EXERCISE 1
Rewrite the paragraph beginning "Oxidative degradation of aqueous organic pollutants" from the abstract on the Cr(III)/Cr(VI) redox cycle as a brief bulleted list that keeps its main facts.
EXERCISE 2
According to the abstract on the Cr(III)/Cr(VI) redox cycle, what substance was used as a HO center dot scavenger?

SELECTED PASSAGE
——————
Advanced Oxidation Process Based on the Cr(III)/Cr(VI) Redox Cycle

Abstract

Oxidative degradation of aqueous organic pollutants, using 4-chlorophenol (4-CP) as a main model substrate, was achieved with the concurrent H2O2-mediated transformation of Cr(III) to Cr(VI). The Fenton-like oxidation of 4-CP is initiated by the reaction between the aquo-complex of Cr(III) and H2O2, which generates HO center dot along with the stepwise oxidation of Cr(III) to Cr(VI). The Cr(III)/H2O2 system is inactive in acidic condition, but exhibits maximum oxidative capacity at neutral and near-alkaline pH. Since we previously reported that Cr(VI) can also activate H2O2 to efficiently generate HO center dot, the dual role of H2O2 as an oxidant of Cr(III) and a reductant of Cr(VI) can be utilized to establish a redox cycle of Cr(III)-Cr(VI)-Cr(III). As a result, HO center dot can be generated using both Cr(III)/H2O2 and Cr(VI)/H2O2 reactions, either concurrently or sequentially. The formation of HO center dot was confirmed by monitoring the production of p-hydroxybenzoic acid from [benzoic acid + HO center dot] as a probe reaction and by quenching the degradation of 4-CP in the presence of methanol as a HO center dot scavenger. The oxidation rate of 4-CP in the Cr(III)/H2O2 solution was highly influenced by pH, which is ascribed to the hydrolysis of Cr-III(H2O)(n) into Cr-III(H2O)(n-m)(OH)(m) and the subsequent condensation to oligomers. The present study proposes that the Cr(III)/H2O2 combined with Cr(VI)/H2O2 process is a viable advanced oxidation process that operates over a wide pH range using the reusable redox cycle of Cr(III) and Cr(VI).
——————
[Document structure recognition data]
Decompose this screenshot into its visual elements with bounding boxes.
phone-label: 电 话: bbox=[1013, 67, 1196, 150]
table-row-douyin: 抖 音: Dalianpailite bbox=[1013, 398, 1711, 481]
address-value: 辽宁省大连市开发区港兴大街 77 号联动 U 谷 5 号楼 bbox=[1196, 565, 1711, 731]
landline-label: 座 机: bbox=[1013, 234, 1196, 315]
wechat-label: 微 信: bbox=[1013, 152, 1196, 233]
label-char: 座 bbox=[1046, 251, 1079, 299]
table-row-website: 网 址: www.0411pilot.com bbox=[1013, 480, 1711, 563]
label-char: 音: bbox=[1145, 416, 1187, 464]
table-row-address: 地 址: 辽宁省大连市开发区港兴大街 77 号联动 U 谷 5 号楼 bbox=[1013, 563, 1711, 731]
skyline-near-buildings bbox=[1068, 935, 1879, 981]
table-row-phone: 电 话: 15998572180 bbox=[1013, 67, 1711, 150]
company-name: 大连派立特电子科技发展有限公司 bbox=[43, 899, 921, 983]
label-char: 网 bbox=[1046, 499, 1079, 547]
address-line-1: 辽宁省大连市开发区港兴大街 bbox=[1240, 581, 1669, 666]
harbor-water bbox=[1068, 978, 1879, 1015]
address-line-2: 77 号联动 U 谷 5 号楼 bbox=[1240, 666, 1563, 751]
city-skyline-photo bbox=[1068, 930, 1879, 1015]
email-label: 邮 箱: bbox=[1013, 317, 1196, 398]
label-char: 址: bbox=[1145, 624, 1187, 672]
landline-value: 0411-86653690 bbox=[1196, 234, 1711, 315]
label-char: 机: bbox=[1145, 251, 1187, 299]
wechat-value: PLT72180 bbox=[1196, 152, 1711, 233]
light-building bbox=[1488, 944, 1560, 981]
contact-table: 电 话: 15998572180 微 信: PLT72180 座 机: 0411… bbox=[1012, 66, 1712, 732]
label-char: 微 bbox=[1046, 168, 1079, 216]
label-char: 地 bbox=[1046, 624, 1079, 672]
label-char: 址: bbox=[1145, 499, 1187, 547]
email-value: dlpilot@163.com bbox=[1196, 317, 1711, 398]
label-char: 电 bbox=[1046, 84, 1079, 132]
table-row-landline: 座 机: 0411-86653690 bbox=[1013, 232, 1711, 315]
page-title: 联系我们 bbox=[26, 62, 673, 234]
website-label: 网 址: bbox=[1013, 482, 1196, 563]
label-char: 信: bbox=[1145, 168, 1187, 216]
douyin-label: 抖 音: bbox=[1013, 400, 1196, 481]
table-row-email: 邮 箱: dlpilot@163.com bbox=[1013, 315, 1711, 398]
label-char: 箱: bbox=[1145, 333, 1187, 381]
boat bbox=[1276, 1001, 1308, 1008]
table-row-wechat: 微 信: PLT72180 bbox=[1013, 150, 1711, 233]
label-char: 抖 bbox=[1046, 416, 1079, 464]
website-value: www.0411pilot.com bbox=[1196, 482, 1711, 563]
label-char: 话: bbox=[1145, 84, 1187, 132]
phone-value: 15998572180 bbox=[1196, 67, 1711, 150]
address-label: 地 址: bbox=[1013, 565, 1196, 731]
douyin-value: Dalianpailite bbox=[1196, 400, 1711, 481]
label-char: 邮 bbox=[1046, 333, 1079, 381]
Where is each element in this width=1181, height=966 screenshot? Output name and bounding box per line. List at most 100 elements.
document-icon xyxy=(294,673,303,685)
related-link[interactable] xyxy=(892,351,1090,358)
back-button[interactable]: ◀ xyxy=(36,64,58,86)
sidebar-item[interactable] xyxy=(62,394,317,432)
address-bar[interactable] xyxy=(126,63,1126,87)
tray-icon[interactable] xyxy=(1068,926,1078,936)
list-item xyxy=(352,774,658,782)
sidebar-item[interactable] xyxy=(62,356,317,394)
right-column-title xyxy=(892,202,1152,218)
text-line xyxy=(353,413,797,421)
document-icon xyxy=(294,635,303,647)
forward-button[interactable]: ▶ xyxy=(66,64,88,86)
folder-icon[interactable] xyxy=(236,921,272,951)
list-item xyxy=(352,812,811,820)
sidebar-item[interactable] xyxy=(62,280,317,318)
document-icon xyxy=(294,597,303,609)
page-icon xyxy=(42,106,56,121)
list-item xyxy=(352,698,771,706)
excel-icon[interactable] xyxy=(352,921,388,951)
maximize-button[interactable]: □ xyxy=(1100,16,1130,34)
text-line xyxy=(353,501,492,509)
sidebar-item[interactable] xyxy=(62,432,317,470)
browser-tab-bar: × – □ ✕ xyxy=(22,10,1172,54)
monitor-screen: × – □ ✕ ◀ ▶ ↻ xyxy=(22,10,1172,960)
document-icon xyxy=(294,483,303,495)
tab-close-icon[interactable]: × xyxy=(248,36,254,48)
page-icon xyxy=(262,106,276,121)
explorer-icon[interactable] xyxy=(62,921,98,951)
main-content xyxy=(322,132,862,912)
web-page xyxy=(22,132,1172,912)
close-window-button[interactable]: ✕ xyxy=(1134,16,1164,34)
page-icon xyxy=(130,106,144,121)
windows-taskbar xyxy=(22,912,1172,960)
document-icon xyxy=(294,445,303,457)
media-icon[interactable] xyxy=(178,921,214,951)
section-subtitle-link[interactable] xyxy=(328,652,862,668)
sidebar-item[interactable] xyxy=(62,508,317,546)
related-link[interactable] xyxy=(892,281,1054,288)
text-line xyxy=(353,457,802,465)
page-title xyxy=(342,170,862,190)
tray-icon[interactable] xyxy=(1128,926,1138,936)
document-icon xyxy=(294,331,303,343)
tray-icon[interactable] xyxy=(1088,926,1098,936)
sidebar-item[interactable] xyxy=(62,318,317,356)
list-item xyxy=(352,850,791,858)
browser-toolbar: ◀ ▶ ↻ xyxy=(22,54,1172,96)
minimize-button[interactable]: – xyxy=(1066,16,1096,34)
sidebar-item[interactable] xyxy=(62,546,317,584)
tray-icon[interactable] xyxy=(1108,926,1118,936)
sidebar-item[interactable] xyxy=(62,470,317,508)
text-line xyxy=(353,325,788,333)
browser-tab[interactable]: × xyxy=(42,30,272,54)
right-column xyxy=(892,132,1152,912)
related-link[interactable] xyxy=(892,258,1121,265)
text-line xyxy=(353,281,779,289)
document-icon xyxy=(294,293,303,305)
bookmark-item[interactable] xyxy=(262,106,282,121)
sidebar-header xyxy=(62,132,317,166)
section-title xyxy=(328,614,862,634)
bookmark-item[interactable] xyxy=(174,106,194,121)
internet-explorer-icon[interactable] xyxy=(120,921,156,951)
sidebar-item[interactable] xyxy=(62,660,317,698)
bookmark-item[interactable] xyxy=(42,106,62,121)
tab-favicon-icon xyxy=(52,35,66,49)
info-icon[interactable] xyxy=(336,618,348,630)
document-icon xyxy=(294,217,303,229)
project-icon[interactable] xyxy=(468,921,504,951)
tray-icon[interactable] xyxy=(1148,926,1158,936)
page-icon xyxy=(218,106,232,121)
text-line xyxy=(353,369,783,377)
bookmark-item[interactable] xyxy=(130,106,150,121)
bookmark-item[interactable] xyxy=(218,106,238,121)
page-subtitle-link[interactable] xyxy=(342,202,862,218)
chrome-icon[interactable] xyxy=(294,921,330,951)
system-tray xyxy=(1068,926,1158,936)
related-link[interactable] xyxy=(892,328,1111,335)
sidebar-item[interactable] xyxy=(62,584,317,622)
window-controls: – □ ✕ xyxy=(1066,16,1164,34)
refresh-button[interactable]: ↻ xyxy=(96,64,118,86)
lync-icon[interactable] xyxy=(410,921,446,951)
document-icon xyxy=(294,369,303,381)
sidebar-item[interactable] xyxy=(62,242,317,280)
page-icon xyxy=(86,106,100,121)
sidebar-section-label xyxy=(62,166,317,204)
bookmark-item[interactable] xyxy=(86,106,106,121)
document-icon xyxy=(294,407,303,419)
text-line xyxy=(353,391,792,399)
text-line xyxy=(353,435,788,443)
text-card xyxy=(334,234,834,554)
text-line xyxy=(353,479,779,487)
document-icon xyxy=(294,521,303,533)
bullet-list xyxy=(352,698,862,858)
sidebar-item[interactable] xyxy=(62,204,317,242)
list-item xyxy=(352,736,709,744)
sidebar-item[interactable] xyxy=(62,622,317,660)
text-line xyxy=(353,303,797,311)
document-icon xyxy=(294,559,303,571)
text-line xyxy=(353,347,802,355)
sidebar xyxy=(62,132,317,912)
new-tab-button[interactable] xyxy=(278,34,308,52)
——————
WRITTEN ANSWER 1
- Aqueous organic pollutants, mainly the model substrate 4-chlorophenol (4-CP), were oxidatively degraded while H2O2 transformed Cr(III) into Cr(VI).
- The Fenton-like oxidation begins when the aquo-complex of Cr(III) reacts with H2O2. This reaction generates HO center dot as Cr(III) is oxidized stepwise to Cr(VI).
- The Cr(III)/H2O2 system is inactive under acidic conditions and reaches its maximum oxidative capacity at neutral and near-alkaline pH.
- Cr(VI) can also activate H2O2 to generate HO center dot. H2O2 therefore acts both as an oxidant of Cr(III) and as a reductant of Cr(VI), which sets up a Cr(III)-Cr(VI)-Cr(III) redox cycle.
- HO center dot can thus be produced by the Cr(III)/H2O2 and Cr(VI)/H2O2 reactions, either concurrently or sequentially.
- HO center dot formation was confirmed in two ways: by monitoring p-hydroxybenzoic acid produced from benzoic acid, and by quenching 4-CP degradation with methanol as a scavenger.
- The pH dependence of 4-CP oxidation is attributed to the hydrolysis of Cr-III(H2O)(n) into Cr-III(H2O)(n-m)(OH)(m) and its subsequent condensation into oligomers.
- The combined Cr(III)/H2O2 and Cr(VI)/H2O2 process is proposed as a viable advanced oxidation process. It works over a wide pH range through the reusable Cr(III)/Cr(VI) redox cycle.

WRITTEN ANSWER 2
Methanol.